■ Task statement
Give every line below again, exactly.

■ Stored data entries
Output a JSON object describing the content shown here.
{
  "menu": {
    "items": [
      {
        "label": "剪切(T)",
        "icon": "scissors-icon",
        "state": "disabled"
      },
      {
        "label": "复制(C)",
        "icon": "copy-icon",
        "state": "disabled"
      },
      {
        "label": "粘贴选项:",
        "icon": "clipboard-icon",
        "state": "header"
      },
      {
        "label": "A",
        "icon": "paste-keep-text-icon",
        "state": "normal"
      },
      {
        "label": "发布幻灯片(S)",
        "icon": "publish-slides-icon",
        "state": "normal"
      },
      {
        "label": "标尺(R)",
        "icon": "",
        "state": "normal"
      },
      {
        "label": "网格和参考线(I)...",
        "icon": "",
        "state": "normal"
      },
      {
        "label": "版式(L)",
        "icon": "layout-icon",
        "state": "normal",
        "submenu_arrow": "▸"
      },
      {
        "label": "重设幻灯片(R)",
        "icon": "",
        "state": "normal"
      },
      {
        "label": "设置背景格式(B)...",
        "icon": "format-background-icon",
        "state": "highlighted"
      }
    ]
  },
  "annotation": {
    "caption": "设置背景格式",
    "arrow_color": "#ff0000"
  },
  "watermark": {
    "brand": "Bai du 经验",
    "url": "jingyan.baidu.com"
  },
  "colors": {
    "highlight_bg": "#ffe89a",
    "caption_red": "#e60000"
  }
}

■ Exercise output
Output a JSON object describing the content shown here.
{
  "menu": {
    "items": [
      {
        "label": "剪切(T)",
        "icon": "scissors-icon",
        "state": "disabled"
      },
      {
        "label": "复制(C)",
        "icon": "copy-icon",
        "state": "disabled"
      },
      {
        "label": "粘贴选项:",
        "icon": "clipboard-icon",
        "state": "header"
      },
      {
        "label": "A",
        "icon": "paste-keep-text-icon",
        "state": "normal"
      },
      {
        "label": "发布幻灯片(S)",
        "icon": "publish-slides-icon",
        "state": "normal"
      },
      {
        "label": "标尺(R)",
        "icon": "",
        "state": "normal"
      },
      {
        "label": "网格和参考线(I)...",
        "icon": "",
        "state": "normal"
      },
      {
        "label": "版式(L)",
        "icon": "layout-icon",
        "state": "normal",
        "submenu_arrow": "▸"
      },
      {
        "label": "重设幻灯片(R)",
        "icon": "",
        "state": "normal"
      },
      {
        "label": "设置背景格式(B)...",
        "icon": "format-background-icon",
        "state": "highlighted"
      }
    ]
  },
  "annotation": {
    "caption": "设置背景格式",
    "arrow_color": "#ff0000"
  },
  "watermark": {
    "brand": "Bai du 经验",
    "url": "jingyan.baidu.com"
  },
  "colors": {
    "highlight_bg": "#ffe89a",
    "caption_red": "#e60000"
  }
}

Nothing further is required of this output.